Goal of the exercise:
Provide an exact reproduction of every entry.

Given records:
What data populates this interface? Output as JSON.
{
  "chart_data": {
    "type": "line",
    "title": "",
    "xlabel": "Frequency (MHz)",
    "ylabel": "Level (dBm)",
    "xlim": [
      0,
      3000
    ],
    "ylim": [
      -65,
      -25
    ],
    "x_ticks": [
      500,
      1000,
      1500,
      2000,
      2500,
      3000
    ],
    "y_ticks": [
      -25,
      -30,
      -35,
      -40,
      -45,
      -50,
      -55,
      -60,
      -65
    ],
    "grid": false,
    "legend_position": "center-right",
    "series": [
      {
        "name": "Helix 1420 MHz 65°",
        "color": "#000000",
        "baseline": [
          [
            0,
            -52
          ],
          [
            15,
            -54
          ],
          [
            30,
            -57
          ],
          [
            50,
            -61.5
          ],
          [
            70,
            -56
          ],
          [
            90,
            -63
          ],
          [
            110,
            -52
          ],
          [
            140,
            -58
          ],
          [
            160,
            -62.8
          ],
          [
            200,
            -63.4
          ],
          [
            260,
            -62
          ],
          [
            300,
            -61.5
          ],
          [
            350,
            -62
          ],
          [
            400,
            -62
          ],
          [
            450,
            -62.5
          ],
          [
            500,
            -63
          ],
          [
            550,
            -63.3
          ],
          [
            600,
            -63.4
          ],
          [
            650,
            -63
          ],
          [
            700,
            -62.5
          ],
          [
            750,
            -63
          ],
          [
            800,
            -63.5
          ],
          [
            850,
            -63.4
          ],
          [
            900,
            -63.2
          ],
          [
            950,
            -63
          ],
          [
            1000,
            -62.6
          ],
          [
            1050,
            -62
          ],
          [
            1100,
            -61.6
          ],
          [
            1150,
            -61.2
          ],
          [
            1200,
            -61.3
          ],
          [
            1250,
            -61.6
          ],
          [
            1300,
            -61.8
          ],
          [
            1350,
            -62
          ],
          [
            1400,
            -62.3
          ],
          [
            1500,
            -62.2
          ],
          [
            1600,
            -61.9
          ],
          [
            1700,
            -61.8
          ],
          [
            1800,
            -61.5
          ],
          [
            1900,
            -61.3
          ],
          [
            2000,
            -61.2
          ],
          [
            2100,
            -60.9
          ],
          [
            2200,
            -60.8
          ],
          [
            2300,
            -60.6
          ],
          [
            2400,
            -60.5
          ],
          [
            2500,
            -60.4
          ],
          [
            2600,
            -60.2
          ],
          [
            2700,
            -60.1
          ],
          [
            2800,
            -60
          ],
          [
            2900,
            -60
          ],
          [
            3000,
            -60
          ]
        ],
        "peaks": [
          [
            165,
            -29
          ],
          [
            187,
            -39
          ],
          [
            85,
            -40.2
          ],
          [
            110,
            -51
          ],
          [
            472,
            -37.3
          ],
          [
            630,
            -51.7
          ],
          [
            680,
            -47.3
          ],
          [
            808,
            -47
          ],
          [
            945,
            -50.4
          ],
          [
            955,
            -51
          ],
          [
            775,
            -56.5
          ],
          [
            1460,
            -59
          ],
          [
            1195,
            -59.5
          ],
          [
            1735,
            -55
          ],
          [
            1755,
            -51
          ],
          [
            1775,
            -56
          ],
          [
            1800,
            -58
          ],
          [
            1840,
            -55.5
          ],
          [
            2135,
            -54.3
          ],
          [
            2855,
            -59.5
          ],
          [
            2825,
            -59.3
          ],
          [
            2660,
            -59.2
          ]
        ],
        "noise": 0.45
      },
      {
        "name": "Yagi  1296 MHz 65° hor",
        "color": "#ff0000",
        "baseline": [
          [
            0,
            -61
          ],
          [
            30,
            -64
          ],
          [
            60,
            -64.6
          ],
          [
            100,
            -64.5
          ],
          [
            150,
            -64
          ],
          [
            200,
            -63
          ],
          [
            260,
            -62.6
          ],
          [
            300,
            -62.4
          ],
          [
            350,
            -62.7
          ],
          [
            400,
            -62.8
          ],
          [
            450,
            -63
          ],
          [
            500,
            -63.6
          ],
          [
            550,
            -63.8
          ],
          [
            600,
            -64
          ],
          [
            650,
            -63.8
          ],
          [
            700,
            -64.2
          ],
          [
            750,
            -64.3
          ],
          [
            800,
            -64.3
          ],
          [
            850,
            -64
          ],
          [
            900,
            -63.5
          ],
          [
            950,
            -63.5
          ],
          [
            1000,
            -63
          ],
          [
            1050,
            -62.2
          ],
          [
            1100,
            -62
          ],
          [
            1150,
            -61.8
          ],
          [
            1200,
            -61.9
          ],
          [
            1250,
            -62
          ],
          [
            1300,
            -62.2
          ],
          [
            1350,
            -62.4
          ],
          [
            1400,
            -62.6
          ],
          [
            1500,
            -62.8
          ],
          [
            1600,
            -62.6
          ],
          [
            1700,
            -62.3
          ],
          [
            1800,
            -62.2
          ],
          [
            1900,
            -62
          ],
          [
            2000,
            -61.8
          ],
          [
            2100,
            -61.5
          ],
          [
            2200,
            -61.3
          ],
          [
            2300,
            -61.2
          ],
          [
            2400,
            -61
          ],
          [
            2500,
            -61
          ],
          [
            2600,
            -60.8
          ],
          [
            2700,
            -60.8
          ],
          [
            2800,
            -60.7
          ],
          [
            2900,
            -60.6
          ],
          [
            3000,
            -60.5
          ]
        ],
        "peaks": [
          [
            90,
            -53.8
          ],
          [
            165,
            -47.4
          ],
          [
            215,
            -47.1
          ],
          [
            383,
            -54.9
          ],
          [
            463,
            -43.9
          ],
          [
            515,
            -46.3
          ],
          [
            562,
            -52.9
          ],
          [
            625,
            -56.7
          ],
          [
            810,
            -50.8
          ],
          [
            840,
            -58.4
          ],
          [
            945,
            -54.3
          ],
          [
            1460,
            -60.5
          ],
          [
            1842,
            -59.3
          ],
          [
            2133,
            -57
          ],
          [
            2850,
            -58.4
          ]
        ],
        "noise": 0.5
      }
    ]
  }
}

Answer to the problem:
What data populates this interface? Output as JSON.
{
  "chart_data": {
    "type": "line",
    "title": "",
    "xlabel": "Frequency (MHz)",
    "ylabel": "Level (dBm)",
    "xlim": [
      0,
      3000
    ],
    "ylim": [
      -65,
      -25
    ],
    "x_ticks": [
      500,
      1000,
      1500,
      2000,
      2500,
      3000
    ],
    "y_ticks": [
      -25,
      -30,
      -35,
      -40,
      -45,
      -50,
      -55,
      -60,
      -65
    ],
    "grid": false,
    "legend_position": "center-right",
    "series": [
      {
        "name": "Helix 1420 MHz 65°",
        "color": "#000000",
        "baseline": [
          [
            0,
            -52
          ],
          [
            15,
            -54
          ],
          [
            30,
            -57
          ],
          [
            50,
            -61.5
          ],
          [
            70,
            -56
          ],
          [
            90,
            -63
          ],
          [
            110,
            -52
          ],
          [
            140,
            -58
          ],
          [
            160,
            -62.8
          ],
          [
            200,
            -63.4
          ],
          [
            260,
            -62
          ],
          [
            300,
            -61.5
          ],
          [
            350,
            -62
          ],
          [
            400,
            -62
          ],
          [
            450,
            -62.5
          ],
          [
            500,
            -63
          ],
          [
            550,
            -63.3
          ],
          [
            600,
            -63.4
          ],
          [
            650,
            -63
          ],
          [
            700,
            -62.5
          ],
          [
            750,
            -63
          ],
          [
            800,
            -63.5
          ],
          [
            850,
            -63.4
          ],
          [
            900,
            -63.2
          ],
          [
            950,
            -63
          ],
          [
            1000,
            -62.6
          ],
          [
            1050,
            -62
          ],
          [
            1100,
            -61.6
          ],
          [
            1150,
            -61.2
          ],
          [
            1200,
            -61.3
          ],
          [
            1250,
            -61.6
          ],
          [
            1300,
            -61.8
          ],
          [
            1350,
            -62
          ],
          [
            1400,
            -62.3
          ],
          [
            1500,
            -62.2
          ],
          [
            1600,
            -61.9
          ],
          [
            1700,
            -61.8
          ],
          [
            1800,
            -61.5
          ],
          [
            1900,
            -61.3
          ],
          [
            2000,
            -61.2
          ],
          [
            2100,
            -60.9
          ],
          [
            2200,
            -60.8
          ],
          [
            2300,
            -60.6
          ],
          [
            2400,
            -60.5
          ],
          [
            2500,
            -60.4
          ],
          [
            2600,
            -60.2
          ],
          [
            2700,
            -60.1
          ],
          [
            2800,
            -60
          ],
          [
            2900,
            -60
          ],
          [
            3000,
            -60
          ]
        ],
        "peaks": [
          [
            165,
            -29
          ],
          [
            187,
            -39
          ],
          [
            85,
            -40.2
          ],
          [
            110,
            -51
          ],
          [
            472,
            -37.3
          ],
          [
            630,
            -51.7
          ],
          [
            680,
            -47.3
          ],
          [
            808,
            -47
          ],
          [
            945,
            -50.4
          ],
          [
            955,
            -51
          ],
          [
            775,
            -56.5
          ],
          [
            1460,
            -59
          ],
          [
            1195,
            -59.5
          ],
          [
            1735,
            -55
          ],
          [
            1755,
            -51
          ],
          [
            1775,
            -56
          ],
          [
            1800,
            -58
          ],
          [
            1840,
            -55.5
          ],
          [
            2135,
            -54.3
          ],
          [
            2855,
            -59.5
          ],
          [
            2825,
            -59.3
          ],
          [
            2660,
            -59.2
          ]
        ],
        "noise": 0.45
      },
      {
        "name": "Yagi  1296 MHz 65° hor",
        "color": "#ff0000",
        "baseline": [
          [
            0,
            -61
          ],
          [
            30,
            -64
          ],
          [
            60,
            -64.6
          ],
          [
            100,
            -64.5
          ],
          [
            150,
            -64
          ],
          [
            200,
            -63
          ],
          [
            260,
            -62.6
          ],
          [
            300,
            -62.4
          ],
          [
            350,
            -62.7
          ],
          [
            400,
            -62.8
          ],
          [
            450,
            -63
          ],
          [
            500,
            -63.6
          ],
          [
            550,
            -63.8
          ],
          [
            600,
            -64
          ],
          [
            650,
            -63.8
          ],
          [
            700,
            -64.2
          ],
          [
            750,
            -64.3
          ],
          [
            800,
            -64.3
          ],
          [
            850,
            -64
          ],
          [
            900,
            -63.5
          ],
          [
            950,
            -63.5
          ],
          [
            1000,
            -63
          ],
          [
            1050,
            -62.2
          ],
          [
            1100,
            -62
          ],
          [
            1150,
            -61.8
          ],
          [
            1200,
            -61.9
          ],
          [
            1250,
            -62
          ],
          [
            1300,
            -62.2
          ],
          [
            1350,
            -62.4
          ],
          [
            1400,
            -62.6
          ],
          [
            1500,
            -62.8
          ],
          [
            1600,
            -62.6
          ],
          [
            1700,
            -62.3
          ],
          [
            1800,
            -62.2
          ],
          [
            1900,
            -62
          ],
          [
            2000,
            -61.8
          ],
          [
            2100,
            -61.5
          ],
          [
            2200,
            -61.3
          ],
          [
            2300,
            -61.2
          ],
          [
            2400,
            -61
          ],
          [
            2500,
            -61
          ],
          [
            2600,
            -60.8
          ],
          [
            2700,
            -60.8
          ],
          [
            2800,
            -60.7
          ],
          [
            2900,
            -60.6
          ],
          [
            3000,
            -60.5
          ]
        ],
        "peaks": [
          [
            90,
            -53.8
          ],
          [
            165,
            -47.4
          ],
          [
            215,
            -47.1
          ],
          [
            383,
            -54.9
          ],
          [
            463,
            -43.9
          ],
          [
            515,
            -46.3
          ],
          [
            562,
            -52.9
          ],
          [
            625,
            -56.7
          ],
          [
            810,
            -50.8
          ],
          [
            840,
            -58.4
          ],
          [
            945,
            -54.3
          ],
          [
            1460,
            -60.5
          ],
          [
            1842,
            -59.3
          ],
          [
            2133,
            -57
          ],
          [
            2850,
            -58.4
          ]
        ],
        "noise": 0.5
      }
    ]
  }
}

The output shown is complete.